◆ What you need to do:
Among the lines below, list those containing the string "угрозы".

(Dataset entries)
## Start

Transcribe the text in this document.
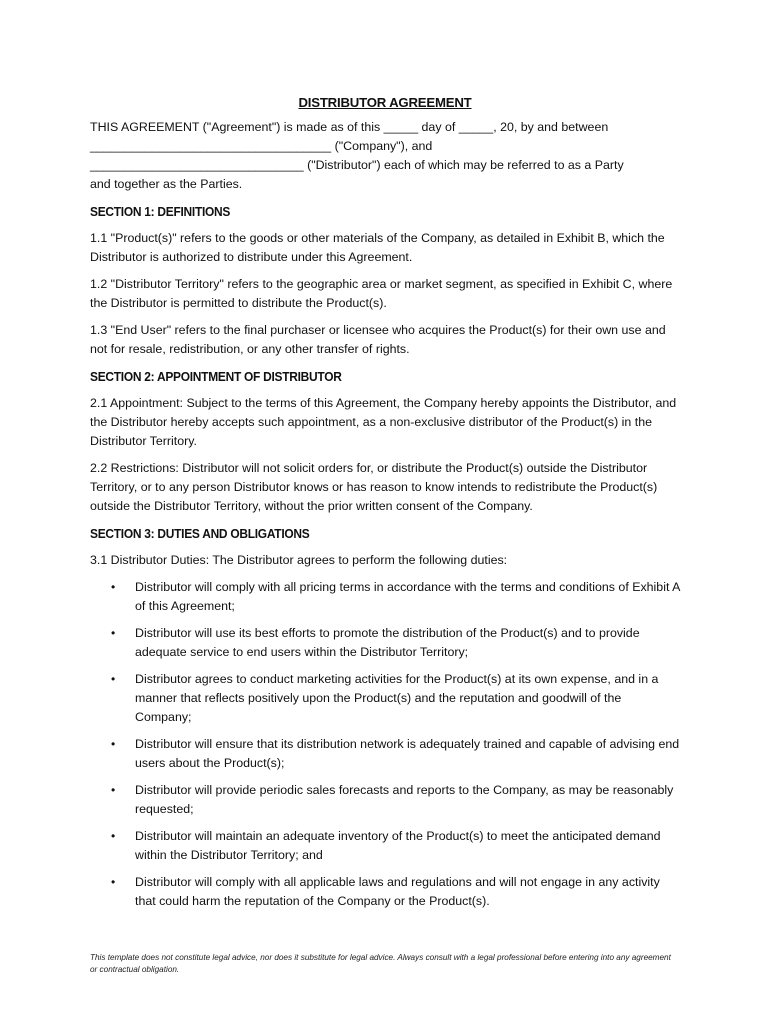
DISTRIBUTOR AGREEMENT
THIS AGREEMENT ("Agreement") is made as of this _____ day of _____, 20, by and between
___________________________________ ("Company"), and
_______________________________ ("Distributor") each of which may be referred to as a Party
and together as the Parties.
SECTION 1: DEFINITIONS
1.1 "Product(s)" refers to the goods or other materials of the Company, as detailed in Exhibit B, which the Distributor is authorized to distribute under this Agreement.
1.2 "Distributor Territory" refers to the geographic area or market segment, as specified in Exhibit C, where the Distributor is permitted to distribute the Product(s).
1.3 "End User" refers to the final purchaser or licensee who acquires the Product(s) for their own use and not for resale, redistribution, or any other transfer of rights.
SECTION 2: APPOINTMENT OF DISTRIBUTOR
2.1 Appointment: Subject to the terms of this Agreement, the Company hereby appoints the Distributor, and the Distributor hereby accepts such appointment, as a non-exclusive distributor of the Product(s) in the Distributor Territory.
2.2 Restrictions: Distributor will not solicit orders for, or distribute the Product(s) outside the Distributor Territory, or to any person Distributor knows or has reason to know intends to redistribute the Product(s) outside the Distributor Territory, without the prior written consent of the Company.
SECTION 3: DUTIES AND OBLIGATIONS
3.1 Distributor Duties: The Distributor agrees to perform the following duties:
• Distributor will comply with all pricing terms in accordance with the terms and conditions of Exhibit A of this Agreement;
• Distributor will use its best efforts to promote the distribution of the Product(s) and to provide adequate service to end users within the Distributor Territory;
• Distributor agrees to conduct marketing activities for the Product(s) at its own expense, and in a manner that reflects positively upon the Product(s) and the reputation and goodwill of the Company;
• Distributor will ensure that its distribution network is adequately trained and capable of advising end users about the Product(s);
• Distributor will provide periodic sales forecasts and reports to the Company, as may be reasonably requested;
• Distributor will maintain an adequate inventory of the Product(s) to meet the anticipated demand within the Distributor Territory; and
• Distributor will comply with all applicable laws and regulations and will not engage in any activity that could harm the reputation of the Company or the Product(s).
This template does not constitute legal advice, nor does it substitute for legal advice. Always consult with a legal professional before entering into any agreement or contractual obligation.
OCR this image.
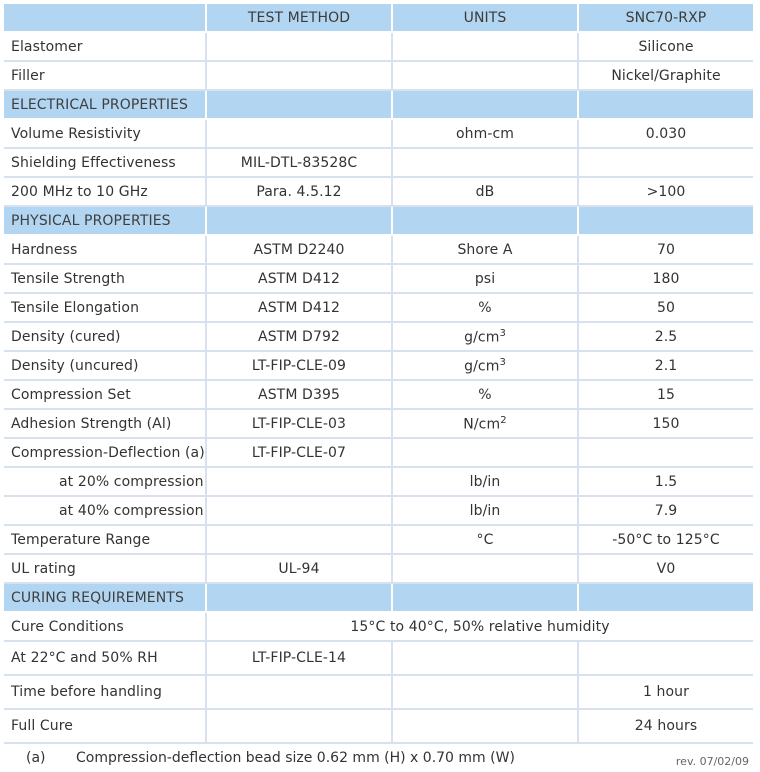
	TEST METHOD	UNITS	SNC70-RXP
Elastomer			Silicone
Filler			Nickel/Graphite
ELECTRICAL PROPERTIES			
Volume Resistivity		ohm-cm	0.030
Shielding Effectiveness	MIL-DTL-83528C		
200 MHz to 10 GHz	Para. 4.5.12	dB	>100
PHYSICAL PROPERTIES			
Hardness	ASTM D2240	Shore A	70
Tensile Strength	ASTM D412	psi	180
Tensile Elongation	ASTM D412	%	50
Density (cured)	ASTM D792	$g/cm^3$	2.5
Density (uncured)	LT-FIP-CLE-09	$g/cm^3$	2.1
Compression Set	ASTM D395	%	15
Adhesion Strength (Al)	LT-FIP-CLE-03	$N/cm^2$	150
Compression-Deflection (a)	LT-FIP-CLE-07		
at 20% compression		lb/in	1.5
at 40% compression		lb/in	7.9
Temperature Range		°C	-50°C to 125°C
UL rating	UL-94		V0
CURING REQUIREMENTS			
Cure Conditions	15°C to 40°C, 50% relative humidity		
At 22°C and 50% RH	LT-FIP-CLE-14		
Time before handling			1 hour
Full Cure			24 hours
(a) Compression-deflection bead size 0.62 mm (H) x 0.70 mm (W)	rev. 07/02/09
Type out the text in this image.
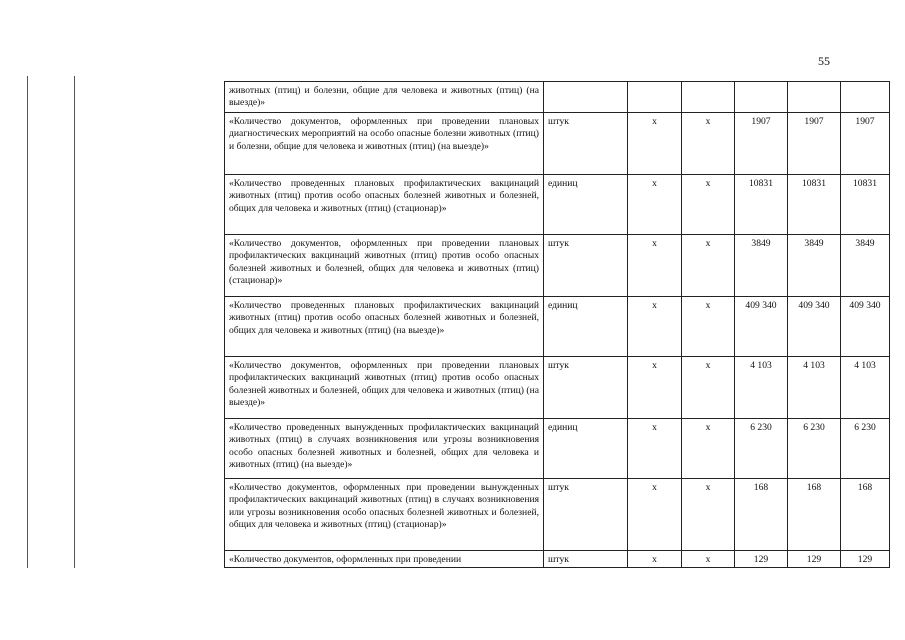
55
животных (птиц) и болезни, общие для человека и животных (птиц) (на выезде)»						
«Количество документов, оформленных при проведении плановых диагностических мероприятий на особо опасные болезни животных (птиц) и болезни, общие для человека и животных (птиц) (на выезде)»	штук	х	х	1907	1907	1907
«Количество проведенных плановых профилактических вакцинаций животных (птиц) против особо опасных болезней животных и болезней, общих для человека и животных (птиц) (стационар)»	единиц	х	х	10831	10831	10831
«Количество документов, оформленных при проведении плановых профилактических вакцинаций животных (птиц) против особо опасных болезней животных и болезней, общих для человека и животных (птиц) (стационар)»	штук	х	х	3849	3849	3849
«Количество проведенных плановых профилактических вакцинаций животных (птиц) против особо опасных болезней животных и болезней, общих для человека и животных (птиц) (на выезде)»	единиц	х	х	409 340	409 340	409 340
«Количество документов, оформленных при проведении плановых профилактических вакцинаций животных (птиц) против особо опасных болезней животных и болезней, общих для человека и животных (птиц) (на выезде)»	штук	х	х	4 103	4 103	4 103
«Количество проведенных вынужденных профилактических вакцинаций животных (птиц) в случаях возникновения или угрозы возникновения особо опасных болезней животных и болезней, общих для человека и животных (птиц) (на выезде)»	единиц	х	х	6 230	6 230	6 230
«Количество документов, оформленных при проведении вынужденных профилактических вакцинаций животных (птиц) в случаях возникновения или угрозы возникновения особо опасных болезней животных и болезней, общих для человека и животных (птиц) (стационар)»	штук	х	х	168	168	168
«Количество документов, оформленных при проведении	штук	х	х	129	129	129
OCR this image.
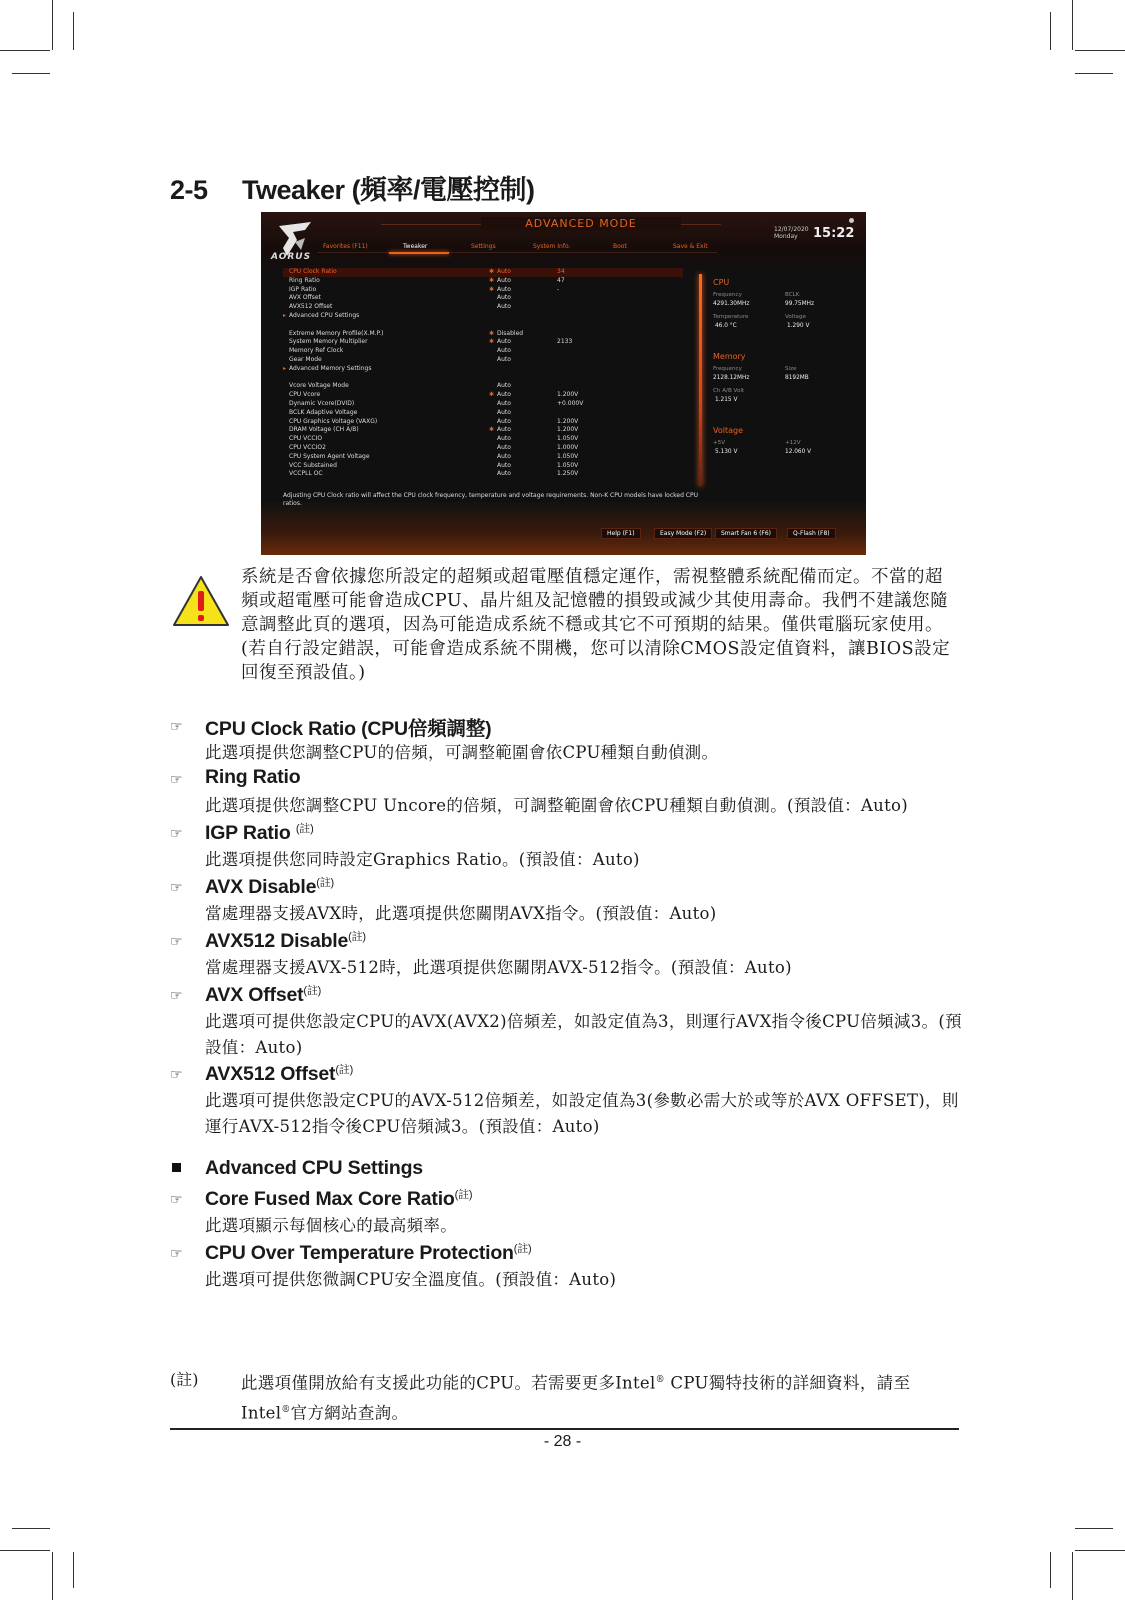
2-5 Tweaker (頻率/電壓控制)
AORUS
ADVANCED MODE	12/07/2020
Monday	15:22
Favorites (F11)	Tweaker	Settings	System Info.	Boot	Save & Exit
CPU Clock Ratio	✱ Auto	34
Ring Ratio	✱ Auto	47
IGP Ratio	✱ Auto	-
AVX Offset	Auto
AVX512 Offset	Auto
▸ Advanced CPU Settings
Extreme Memory Profile(X.M.P.)	✱ Disabled
System Memory Multiplier	✱ Auto	2133
Memory Ref Clock	Auto
Gear Mode	Auto
▸ Advanced Memory Settings
Vcore Voltage Mode	Auto
CPU Vcore	✱ Auto	1.200V
Dynamic Vcore(DVID)	Auto	+0.000V
BCLK Adaptive Voltage	Auto
CPU Graphics Voltage (VAXG)	Auto	1.200V
DRAM Voltage (CH A/B)	✱ Auto	1.200V
CPU VCCIO	Auto	1.050V
CPU VCCIO2	Auto	1.000V
CPU System Agent Voltage	Auto	1.050V
VCC Substained	Auto	1.050V
VCCPLL OC	Auto	1.250V
CPU
Frequency	BCLK
4291.30MHz	99.75MHz
Temperature	Voltage
46.0 °C	1.290 V
Memory
Frequency	Size
2128.12MHz	8192MB
Ch A/B Volt
1.215 V
Voltage
+5V	+12V
5.130 V	12.060 V
Adjusting CPU Clock ratio will affect the CPU clock frequency, temperature and voltage requirements. Non-K CPU models have locked CPU ratios.
Help (F1)	Easy Mode (F2)	Smart Fan 6 (F6)	Q-Flash (F8)
系統是否會依據您所設定的超頻或超電壓值穩定運作，需視整體系統配備而定。不當的超頻或超電壓可能會造成CPU、晶片組及記憶體的損毀或減少其使用壽命。我們不建議您隨意調整此頁的選項，因為可能造成系統不穩或其它不可預期的結果。僅供電腦玩家使用。(若自行設定錯誤，可能會造成系統不開機，您可以清除CMOS設定值資料，讓BIOS設定回復至預設值。)
☞ CPU Clock Ratio (CPU倍頻調整)
此選項提供您調整CPU的倍頻，可調整範圍會依CPU種類自動偵測。
☞ Ring Ratio
此選項提供您調整CPU Uncore的倍頻，可調整範圍會依CPU種類自動偵測。(預設值：Auto)
☞ IGP Ratio $^{(註)}$
此選項提供您同時設定Graphics Ratio。(預設值：Auto)
☞ AVX Disable$^{(註)}$
當處理器支援AVX時，此選項提供您關閉AVX指令。(預設值：Auto)
☞ AVX512 Disable$^{(註)}$
當處理器支援AVX-512時，此選項提供您關閉AVX-512指令。(預設值：Auto)
☞ AVX Offset$^{(註)}$
此選項可提供您設定CPU的AVX(AVX2)倍頻差，如設定值為3，則運行AVX指令後CPU倍頻減3。(預設值：Auto)
☞ AVX512 Offset$^{(註)}$
此選項可提供您設定CPU的AVX-512倍頻差，如設定值為3(參數必需大於或等於AVX OFFSET)，則運行AVX-512指令後CPU倍頻減3。(預設值：Auto)
Advanced CPU Settings
☞ Core Fused Max Core Ratio$^{(註)}$
此選項顯示每個核心的最高頻率。
☞ CPU Over Temperature Protection$^{(註)}$
此選項可提供您微調CPU安全溫度值。(預設值：Auto)
(註)	此選項僅開放給有支援此功能的CPU。若需要更多Intel® CPU獨特技術的詳細資料，請至
Intel®官方網站查詢。
- 28 -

## End

◆ Correct output:
«Количество проведенных вынужденных профилактических вакцинаций животных (птиц) в случаях возникновения или угрозы возникновения особо опасных болезней животных и болезней, общих для человека и животных (птиц) (на выезде)»	единиц	х	х	6 230	6 230	6 230
«Количество документов, оформленных при проведении вынужденных профилактических вакцинаций животных (птиц) в случаях возникновения или угрозы возникновения особо опасных болезней животных и болезней, общих для человека и животных (птиц) (стационар)»	штук	х	х	168	168	168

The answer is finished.